▶ _PROBLEM DESCRIPTION_:
From the listing below, pull out the lines that hold "التشهد".

::::::

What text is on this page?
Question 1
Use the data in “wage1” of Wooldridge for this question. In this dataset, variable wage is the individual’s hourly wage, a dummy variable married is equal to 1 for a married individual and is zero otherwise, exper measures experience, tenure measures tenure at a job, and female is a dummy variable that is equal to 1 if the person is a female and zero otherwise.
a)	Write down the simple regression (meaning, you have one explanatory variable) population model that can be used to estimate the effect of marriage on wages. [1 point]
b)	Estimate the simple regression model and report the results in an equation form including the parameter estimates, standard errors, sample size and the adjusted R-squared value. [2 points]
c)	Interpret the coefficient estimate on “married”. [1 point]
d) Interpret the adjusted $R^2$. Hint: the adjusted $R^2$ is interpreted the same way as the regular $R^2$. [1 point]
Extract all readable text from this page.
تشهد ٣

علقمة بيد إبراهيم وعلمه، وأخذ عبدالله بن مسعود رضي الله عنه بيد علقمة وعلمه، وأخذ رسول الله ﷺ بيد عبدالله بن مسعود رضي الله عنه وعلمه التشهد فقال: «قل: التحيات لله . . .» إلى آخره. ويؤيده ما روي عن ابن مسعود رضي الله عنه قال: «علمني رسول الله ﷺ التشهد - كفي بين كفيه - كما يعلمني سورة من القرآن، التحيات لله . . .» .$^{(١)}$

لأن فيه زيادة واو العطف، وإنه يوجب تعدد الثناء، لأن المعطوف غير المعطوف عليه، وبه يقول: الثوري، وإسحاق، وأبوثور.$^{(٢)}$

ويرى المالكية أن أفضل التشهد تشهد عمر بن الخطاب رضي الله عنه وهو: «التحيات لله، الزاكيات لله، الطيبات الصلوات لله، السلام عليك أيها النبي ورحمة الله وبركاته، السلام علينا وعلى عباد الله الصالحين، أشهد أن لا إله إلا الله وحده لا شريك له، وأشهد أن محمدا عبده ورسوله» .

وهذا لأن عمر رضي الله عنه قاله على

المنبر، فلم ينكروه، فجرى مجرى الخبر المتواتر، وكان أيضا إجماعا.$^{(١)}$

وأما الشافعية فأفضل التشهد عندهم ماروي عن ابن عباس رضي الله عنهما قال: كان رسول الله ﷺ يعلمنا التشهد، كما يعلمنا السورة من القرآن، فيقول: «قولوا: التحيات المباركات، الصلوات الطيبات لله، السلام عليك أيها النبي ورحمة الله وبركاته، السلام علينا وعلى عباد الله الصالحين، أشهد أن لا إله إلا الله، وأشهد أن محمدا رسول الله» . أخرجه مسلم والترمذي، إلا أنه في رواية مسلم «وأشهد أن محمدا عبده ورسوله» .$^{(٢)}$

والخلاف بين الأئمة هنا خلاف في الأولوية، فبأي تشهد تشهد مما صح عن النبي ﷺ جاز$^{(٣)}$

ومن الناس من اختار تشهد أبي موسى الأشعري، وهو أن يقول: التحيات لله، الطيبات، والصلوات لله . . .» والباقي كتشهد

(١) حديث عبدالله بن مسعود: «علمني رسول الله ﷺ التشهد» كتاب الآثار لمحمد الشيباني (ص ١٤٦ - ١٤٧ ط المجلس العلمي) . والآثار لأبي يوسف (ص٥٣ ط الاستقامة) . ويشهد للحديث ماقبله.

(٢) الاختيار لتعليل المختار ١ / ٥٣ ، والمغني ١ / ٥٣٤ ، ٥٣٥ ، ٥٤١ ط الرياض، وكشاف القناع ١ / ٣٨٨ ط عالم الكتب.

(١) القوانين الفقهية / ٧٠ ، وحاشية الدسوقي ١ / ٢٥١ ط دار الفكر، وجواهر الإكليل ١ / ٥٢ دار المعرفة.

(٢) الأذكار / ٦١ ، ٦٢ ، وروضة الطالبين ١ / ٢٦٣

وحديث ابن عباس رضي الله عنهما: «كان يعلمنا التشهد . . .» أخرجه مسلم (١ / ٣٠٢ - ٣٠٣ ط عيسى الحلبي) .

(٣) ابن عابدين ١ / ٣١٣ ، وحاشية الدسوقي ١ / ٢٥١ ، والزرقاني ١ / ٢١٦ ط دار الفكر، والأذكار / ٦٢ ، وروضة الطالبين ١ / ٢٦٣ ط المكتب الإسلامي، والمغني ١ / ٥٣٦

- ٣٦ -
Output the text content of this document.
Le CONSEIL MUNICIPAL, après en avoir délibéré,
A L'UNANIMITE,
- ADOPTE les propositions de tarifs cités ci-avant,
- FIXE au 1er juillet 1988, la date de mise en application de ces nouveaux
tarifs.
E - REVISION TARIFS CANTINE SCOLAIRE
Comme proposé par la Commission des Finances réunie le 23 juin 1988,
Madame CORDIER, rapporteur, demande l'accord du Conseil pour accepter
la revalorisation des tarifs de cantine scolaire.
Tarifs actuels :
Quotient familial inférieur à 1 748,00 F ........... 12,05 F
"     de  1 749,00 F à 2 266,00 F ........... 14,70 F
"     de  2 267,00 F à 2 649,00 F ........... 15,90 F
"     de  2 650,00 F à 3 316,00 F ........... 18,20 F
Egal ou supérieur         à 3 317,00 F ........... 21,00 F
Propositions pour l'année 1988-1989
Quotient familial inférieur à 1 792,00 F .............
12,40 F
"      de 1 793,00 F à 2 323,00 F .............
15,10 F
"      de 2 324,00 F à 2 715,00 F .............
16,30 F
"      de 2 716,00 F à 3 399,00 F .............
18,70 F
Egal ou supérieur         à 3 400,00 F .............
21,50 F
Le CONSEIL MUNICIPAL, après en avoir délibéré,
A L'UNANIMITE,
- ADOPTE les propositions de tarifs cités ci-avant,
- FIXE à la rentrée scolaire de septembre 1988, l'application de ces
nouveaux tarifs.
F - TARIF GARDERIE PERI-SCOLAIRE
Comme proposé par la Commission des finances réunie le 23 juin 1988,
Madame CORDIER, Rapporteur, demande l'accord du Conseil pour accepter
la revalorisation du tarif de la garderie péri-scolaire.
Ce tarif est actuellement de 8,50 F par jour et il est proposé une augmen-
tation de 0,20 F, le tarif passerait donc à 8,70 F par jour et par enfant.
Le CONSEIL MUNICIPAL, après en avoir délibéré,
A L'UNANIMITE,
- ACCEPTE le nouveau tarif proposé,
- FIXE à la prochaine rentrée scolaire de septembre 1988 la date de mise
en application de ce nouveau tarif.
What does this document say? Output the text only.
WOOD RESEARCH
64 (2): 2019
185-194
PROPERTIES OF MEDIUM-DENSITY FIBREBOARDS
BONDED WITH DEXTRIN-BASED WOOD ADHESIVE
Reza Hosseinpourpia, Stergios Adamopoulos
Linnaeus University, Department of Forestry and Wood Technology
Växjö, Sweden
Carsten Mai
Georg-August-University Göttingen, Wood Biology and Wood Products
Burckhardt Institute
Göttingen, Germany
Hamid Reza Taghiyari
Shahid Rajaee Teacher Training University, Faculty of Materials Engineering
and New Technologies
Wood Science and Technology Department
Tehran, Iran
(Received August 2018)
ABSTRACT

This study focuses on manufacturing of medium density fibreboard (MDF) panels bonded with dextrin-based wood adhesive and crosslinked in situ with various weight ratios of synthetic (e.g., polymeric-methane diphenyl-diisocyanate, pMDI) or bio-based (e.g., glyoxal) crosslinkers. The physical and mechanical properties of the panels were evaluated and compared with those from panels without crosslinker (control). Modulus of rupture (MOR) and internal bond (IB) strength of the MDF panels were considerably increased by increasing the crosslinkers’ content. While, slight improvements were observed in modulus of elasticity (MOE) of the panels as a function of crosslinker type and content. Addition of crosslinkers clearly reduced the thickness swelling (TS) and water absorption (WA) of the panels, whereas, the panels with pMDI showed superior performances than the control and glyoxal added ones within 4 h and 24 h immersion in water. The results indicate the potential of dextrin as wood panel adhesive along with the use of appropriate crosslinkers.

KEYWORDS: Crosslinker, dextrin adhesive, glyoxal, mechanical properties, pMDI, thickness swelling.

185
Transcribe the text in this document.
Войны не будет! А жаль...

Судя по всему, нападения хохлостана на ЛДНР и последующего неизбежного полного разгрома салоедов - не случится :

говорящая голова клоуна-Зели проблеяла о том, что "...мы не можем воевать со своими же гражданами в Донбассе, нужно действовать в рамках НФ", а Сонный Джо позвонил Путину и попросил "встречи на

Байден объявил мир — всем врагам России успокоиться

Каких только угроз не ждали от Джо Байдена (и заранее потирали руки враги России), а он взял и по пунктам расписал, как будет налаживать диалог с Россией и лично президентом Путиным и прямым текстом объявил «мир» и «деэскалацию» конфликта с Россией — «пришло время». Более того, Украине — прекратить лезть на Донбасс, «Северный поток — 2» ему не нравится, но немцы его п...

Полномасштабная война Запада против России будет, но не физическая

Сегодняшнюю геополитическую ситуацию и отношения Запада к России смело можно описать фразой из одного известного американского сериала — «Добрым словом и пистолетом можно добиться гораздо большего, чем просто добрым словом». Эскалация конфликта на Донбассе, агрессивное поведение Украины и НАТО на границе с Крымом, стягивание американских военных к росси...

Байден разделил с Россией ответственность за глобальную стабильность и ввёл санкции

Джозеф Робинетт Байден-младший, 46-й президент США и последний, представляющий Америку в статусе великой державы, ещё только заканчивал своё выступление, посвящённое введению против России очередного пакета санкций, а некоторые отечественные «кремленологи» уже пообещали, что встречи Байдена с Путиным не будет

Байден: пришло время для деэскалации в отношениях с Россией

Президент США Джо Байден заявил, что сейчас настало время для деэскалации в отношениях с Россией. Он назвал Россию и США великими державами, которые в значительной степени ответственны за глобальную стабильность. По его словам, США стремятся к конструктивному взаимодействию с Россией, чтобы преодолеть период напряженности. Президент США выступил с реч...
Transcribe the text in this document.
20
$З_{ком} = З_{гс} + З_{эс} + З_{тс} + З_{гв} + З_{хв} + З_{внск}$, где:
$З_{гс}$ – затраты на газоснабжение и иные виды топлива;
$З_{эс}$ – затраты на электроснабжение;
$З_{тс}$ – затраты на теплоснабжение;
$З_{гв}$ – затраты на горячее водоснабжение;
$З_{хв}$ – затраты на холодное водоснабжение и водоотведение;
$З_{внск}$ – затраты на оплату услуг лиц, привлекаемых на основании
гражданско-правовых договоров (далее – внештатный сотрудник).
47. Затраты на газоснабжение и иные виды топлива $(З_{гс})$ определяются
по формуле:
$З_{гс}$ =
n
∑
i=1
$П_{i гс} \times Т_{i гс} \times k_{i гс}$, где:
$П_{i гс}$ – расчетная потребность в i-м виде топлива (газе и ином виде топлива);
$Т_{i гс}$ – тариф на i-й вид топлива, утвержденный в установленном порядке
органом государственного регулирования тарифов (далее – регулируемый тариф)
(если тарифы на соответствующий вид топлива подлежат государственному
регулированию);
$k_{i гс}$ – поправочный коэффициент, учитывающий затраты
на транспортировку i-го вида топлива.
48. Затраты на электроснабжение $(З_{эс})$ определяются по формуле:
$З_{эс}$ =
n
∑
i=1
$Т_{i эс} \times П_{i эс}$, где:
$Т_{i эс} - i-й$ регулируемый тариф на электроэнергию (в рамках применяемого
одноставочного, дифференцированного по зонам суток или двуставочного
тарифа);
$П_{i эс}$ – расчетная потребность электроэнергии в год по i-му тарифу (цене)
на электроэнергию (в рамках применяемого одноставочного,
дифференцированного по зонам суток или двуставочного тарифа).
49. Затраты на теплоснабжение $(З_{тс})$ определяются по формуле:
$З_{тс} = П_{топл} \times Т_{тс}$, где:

::::::

▶ _PROBLEM SOLUTION_:
علقمة بيد إبراهيم وعلمه، وأخذ عبدالله بن مسعود رضي الله عنه بيد علقمة وعلمه، وأخذ رسول الله ﷺ بيد عبدالله بن مسعود رضي الله عنه وعلمه التشهد فقال: «قل: التحيات لله . . .» إلى آخره. ويؤيده ما روي عن ابن مسعود رضي الله عنه قال: «علمني رسول الله ﷺ التشهد - كفي بين كفيه - كما يعلمني سورة من القرآن، التحيات لله . . .» .$^{(١)}$
ويرى المالكية أن أفضل التشهد تشهد عمر بن الخطاب رضي الله عنه وهو: «التحيات لله، الزاكيات لله، الطيبات الصلوات لله، السلام عليك أيها النبي ورحمة الله وبركاته، السلام علينا وعلى عباد الله الصالحين، أشهد أن لا إله إلا الله وحده لا شريك له، وأشهد أن محمدا عبده ورسوله» .
وأما الشافعية فأفضل التشهد عندهم ماروي عن ابن عباس رضي الله عنهما قال: كان رسول الله ﷺ يعلمنا التشهد، كما يعلمنا السورة من القرآن، فيقول: «قولوا: التحيات المباركات، الصلوات الطيبات لله، السلام عليك أيها النبي ورحمة الله وبركاته، السلام علينا وعلى عباد الله الصالحين، أشهد أن لا إله إلا الله، وأشهد أن محمدا رسول الله» . أخرجه مسلم والترمذي، إلا أنه في رواية مسلم «وأشهد أن محمدا عبده ورسوله» .$^{(٢)}$
(١) حديث عبدالله بن مسعود: «علمني رسول الله ﷺ التشهد» كتاب الآثار لمحمد الشيباني (ص ١٤٦ - ١٤٧ ط المجلس العلمي) . والآثار لأبي يوسف (ص٥٣ ط الاستقامة) . ويشهد للحديث ماقبله.
وحديث ابن عباس رضي الله عنهما: «كان يعلمنا التشهد . . .» أخرجه مسلم (١ / ٣٠٢ - ٣٠٣ ط عيسى الحلبي) .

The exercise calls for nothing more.